start

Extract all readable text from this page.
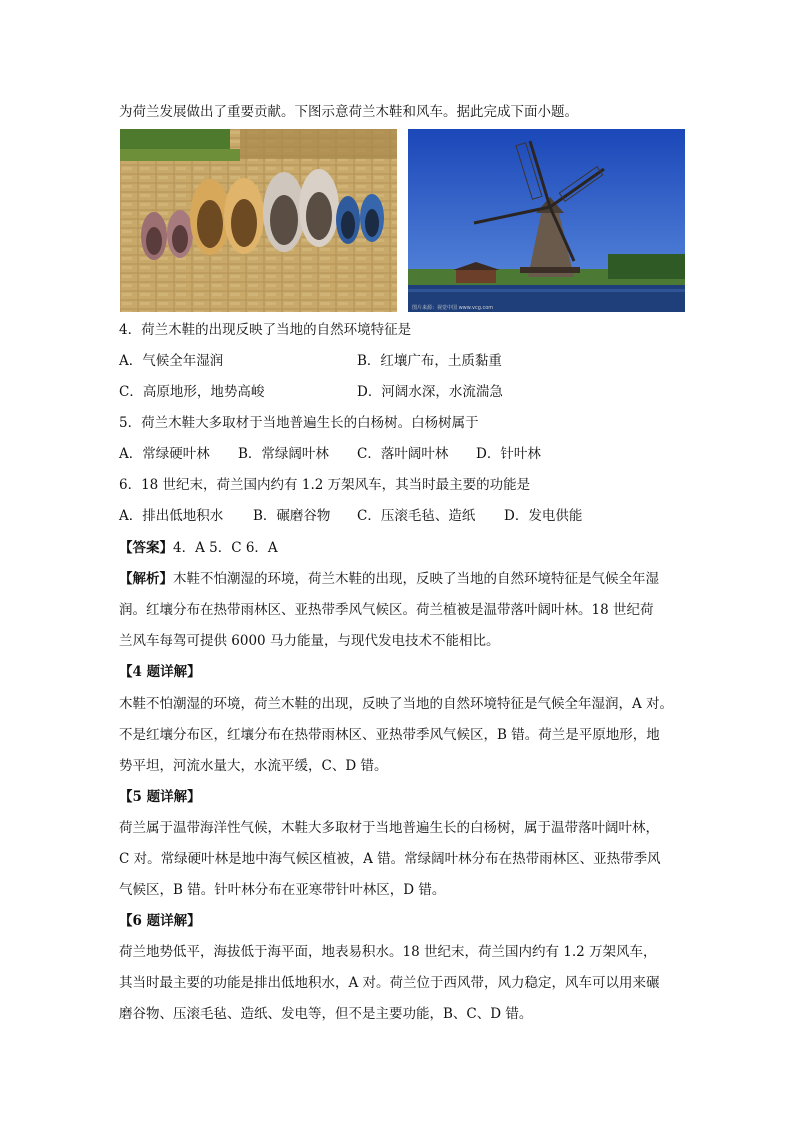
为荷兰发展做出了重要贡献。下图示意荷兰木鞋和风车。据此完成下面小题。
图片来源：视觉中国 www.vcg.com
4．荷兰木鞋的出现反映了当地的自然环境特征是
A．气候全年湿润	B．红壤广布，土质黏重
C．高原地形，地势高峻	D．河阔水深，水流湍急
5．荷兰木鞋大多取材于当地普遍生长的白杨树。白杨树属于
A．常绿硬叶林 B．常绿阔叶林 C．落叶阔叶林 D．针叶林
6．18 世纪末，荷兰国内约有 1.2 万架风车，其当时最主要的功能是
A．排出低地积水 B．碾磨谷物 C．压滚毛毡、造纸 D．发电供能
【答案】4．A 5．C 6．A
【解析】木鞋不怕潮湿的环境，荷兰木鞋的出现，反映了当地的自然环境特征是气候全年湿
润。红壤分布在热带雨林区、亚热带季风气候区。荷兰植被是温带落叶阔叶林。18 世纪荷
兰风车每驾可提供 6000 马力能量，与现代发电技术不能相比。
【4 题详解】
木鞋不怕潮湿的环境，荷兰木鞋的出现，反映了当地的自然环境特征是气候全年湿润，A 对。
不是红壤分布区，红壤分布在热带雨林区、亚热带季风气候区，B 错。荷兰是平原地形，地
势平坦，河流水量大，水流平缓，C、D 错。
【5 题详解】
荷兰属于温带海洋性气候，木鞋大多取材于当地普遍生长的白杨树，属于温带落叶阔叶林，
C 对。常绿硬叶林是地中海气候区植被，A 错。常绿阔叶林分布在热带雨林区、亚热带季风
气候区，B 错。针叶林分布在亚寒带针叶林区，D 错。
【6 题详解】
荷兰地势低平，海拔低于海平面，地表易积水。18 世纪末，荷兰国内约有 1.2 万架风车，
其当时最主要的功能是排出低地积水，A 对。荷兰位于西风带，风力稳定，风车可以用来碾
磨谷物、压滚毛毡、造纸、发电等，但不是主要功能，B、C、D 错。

end
start

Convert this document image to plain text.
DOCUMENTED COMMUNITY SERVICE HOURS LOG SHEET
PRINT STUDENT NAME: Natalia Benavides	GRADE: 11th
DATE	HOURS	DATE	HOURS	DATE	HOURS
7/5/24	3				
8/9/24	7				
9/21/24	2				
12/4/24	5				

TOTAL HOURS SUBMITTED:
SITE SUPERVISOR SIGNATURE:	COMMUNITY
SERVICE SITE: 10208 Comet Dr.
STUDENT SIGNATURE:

end
start

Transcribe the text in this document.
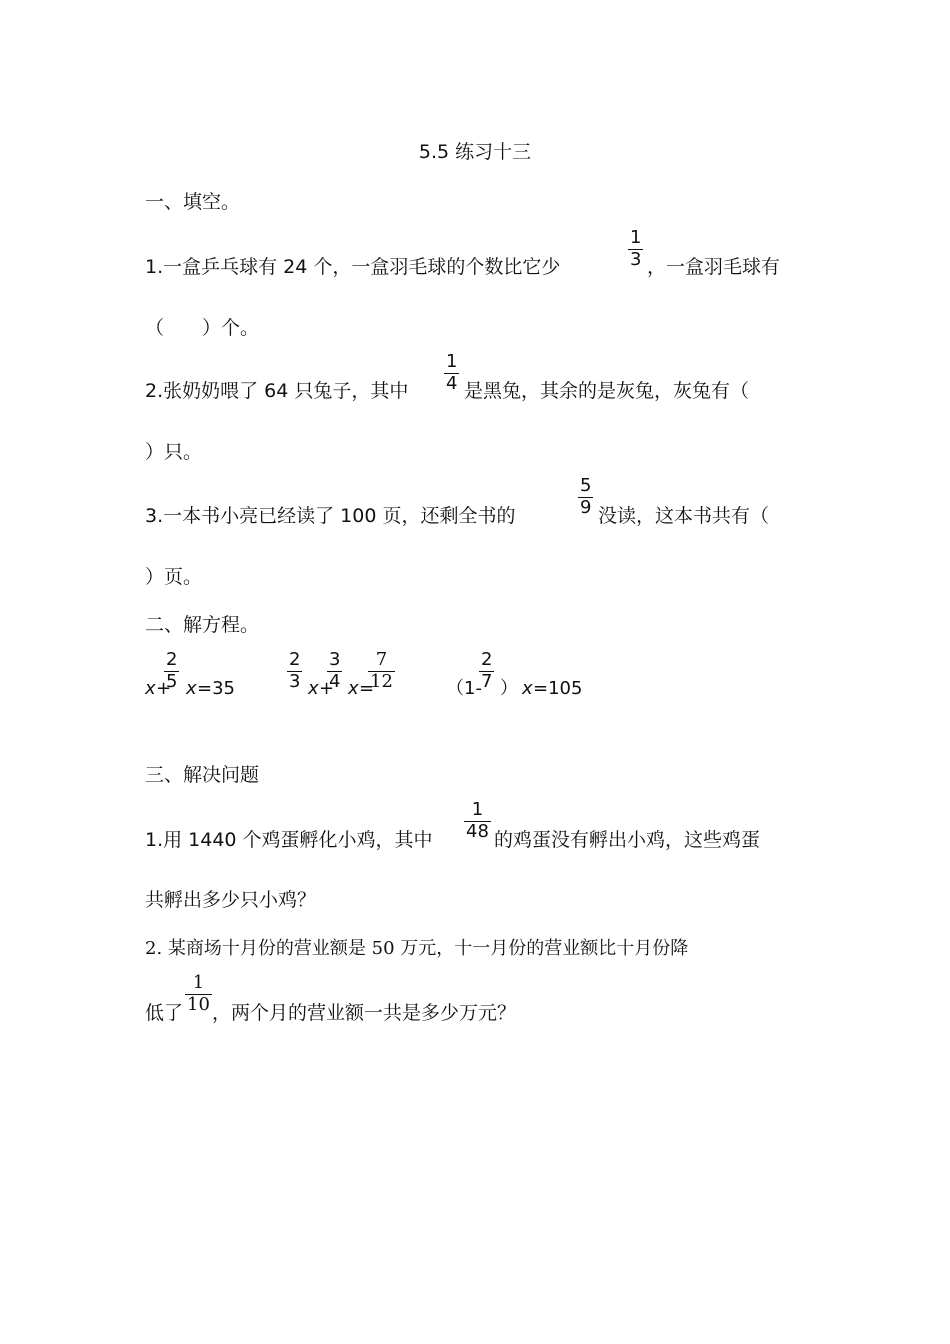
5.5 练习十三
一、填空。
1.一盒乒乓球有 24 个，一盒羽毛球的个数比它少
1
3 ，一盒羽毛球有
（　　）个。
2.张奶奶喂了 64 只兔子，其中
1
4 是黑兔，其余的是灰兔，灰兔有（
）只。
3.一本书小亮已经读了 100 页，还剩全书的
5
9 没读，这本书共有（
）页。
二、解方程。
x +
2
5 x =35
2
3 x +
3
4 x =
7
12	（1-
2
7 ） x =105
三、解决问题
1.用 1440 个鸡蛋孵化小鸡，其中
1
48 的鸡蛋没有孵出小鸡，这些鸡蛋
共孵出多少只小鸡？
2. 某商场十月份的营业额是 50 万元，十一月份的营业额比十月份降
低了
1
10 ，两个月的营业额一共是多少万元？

end

> **Exercise**: Looking at the listing above, count the lines that contain "SITE" and give nothing but the number.

> **Exercise output**: 2